◆ OBJECTIVE
Go through the lines below. Copy those with "duement".

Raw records

'''

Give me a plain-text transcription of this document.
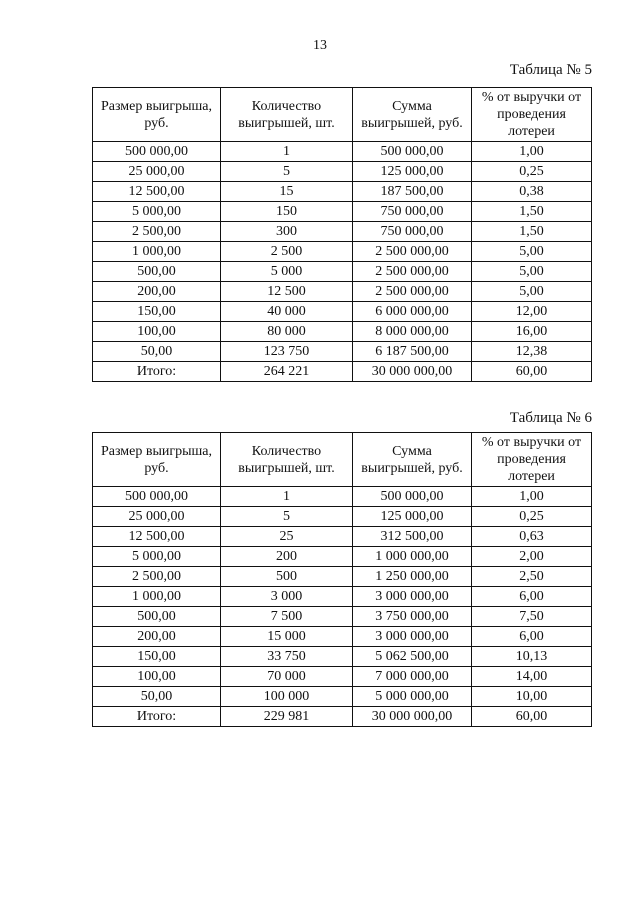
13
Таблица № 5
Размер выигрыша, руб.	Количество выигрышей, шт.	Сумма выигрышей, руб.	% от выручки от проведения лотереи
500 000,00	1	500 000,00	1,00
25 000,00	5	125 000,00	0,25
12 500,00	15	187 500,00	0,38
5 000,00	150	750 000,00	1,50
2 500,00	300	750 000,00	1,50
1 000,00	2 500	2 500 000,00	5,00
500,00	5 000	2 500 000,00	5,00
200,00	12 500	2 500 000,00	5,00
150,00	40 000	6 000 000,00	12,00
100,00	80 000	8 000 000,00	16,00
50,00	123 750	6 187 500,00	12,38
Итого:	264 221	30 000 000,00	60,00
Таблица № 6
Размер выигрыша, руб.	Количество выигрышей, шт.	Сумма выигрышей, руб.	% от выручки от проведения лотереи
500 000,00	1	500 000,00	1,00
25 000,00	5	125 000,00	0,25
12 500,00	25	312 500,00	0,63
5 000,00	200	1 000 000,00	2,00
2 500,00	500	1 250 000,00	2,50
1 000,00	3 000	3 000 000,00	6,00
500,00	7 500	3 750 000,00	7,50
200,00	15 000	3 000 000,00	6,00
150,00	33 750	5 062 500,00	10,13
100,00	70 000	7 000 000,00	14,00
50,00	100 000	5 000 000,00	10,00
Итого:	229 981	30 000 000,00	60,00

'''
'''

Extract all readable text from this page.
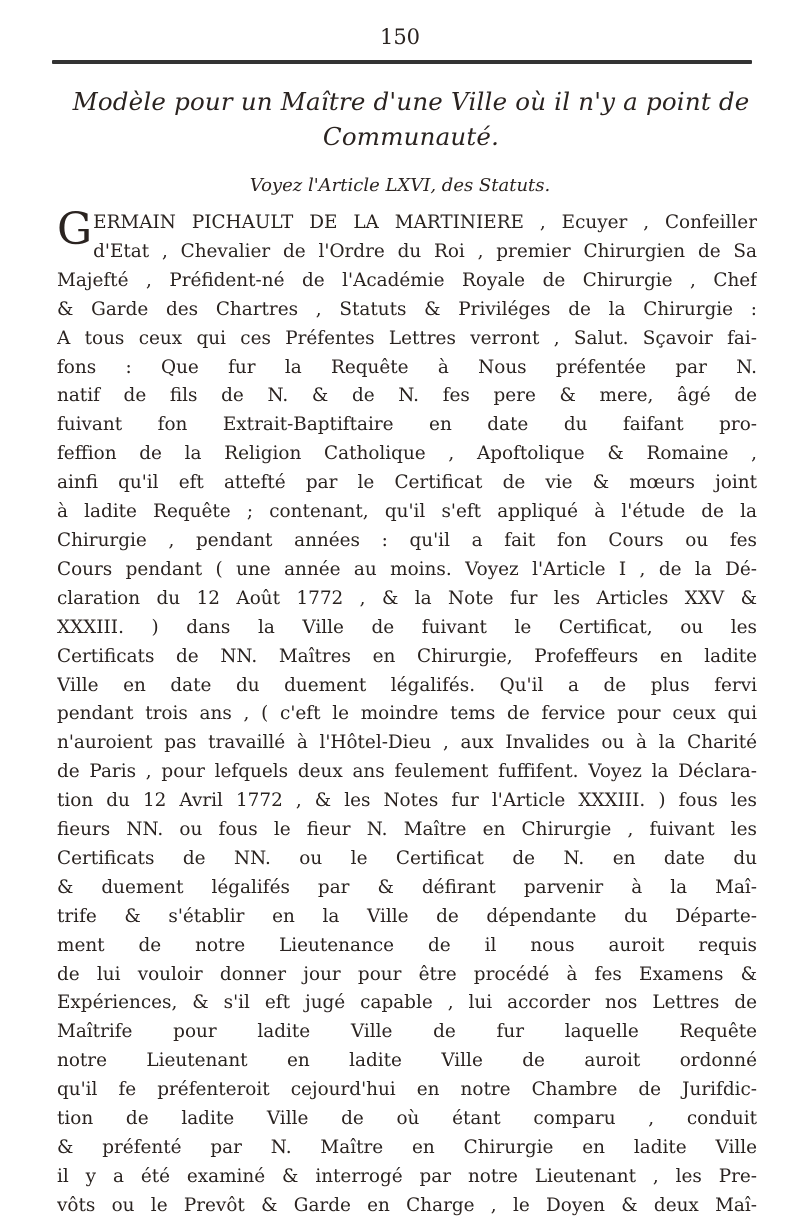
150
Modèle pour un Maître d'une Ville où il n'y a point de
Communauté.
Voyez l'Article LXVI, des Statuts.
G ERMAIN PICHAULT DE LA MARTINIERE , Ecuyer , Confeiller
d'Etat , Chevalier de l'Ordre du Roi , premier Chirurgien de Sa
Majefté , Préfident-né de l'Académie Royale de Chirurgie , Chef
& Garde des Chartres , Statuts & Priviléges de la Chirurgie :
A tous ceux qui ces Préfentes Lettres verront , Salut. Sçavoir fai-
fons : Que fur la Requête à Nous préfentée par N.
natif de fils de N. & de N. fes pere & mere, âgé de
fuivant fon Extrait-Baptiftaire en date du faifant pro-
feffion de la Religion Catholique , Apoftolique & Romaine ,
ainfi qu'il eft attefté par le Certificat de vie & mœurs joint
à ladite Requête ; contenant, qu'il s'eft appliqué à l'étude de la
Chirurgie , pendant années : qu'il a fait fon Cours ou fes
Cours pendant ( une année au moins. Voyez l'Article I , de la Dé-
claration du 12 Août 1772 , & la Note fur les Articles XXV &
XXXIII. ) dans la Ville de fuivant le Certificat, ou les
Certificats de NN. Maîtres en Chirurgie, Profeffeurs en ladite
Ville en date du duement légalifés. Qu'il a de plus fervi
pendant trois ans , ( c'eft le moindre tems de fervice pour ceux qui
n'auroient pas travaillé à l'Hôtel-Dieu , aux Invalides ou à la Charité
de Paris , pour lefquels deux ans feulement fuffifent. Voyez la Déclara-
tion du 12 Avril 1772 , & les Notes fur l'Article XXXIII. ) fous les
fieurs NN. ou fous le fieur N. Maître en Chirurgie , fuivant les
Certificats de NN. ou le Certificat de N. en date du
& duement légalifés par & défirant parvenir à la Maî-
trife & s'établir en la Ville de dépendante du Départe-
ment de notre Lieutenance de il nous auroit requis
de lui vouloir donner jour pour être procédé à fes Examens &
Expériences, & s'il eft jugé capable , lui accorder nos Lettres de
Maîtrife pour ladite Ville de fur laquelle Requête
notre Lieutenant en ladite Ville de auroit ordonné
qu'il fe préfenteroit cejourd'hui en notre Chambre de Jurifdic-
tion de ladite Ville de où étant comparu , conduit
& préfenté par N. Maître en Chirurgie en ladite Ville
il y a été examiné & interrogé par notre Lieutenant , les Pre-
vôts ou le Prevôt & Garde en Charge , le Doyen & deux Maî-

'''

◆ TASK RESPONSE
Ville en date du duement légalifés. Qu'il a de plus fervi
& duement légalifés par & défirant parvenir à la Maî-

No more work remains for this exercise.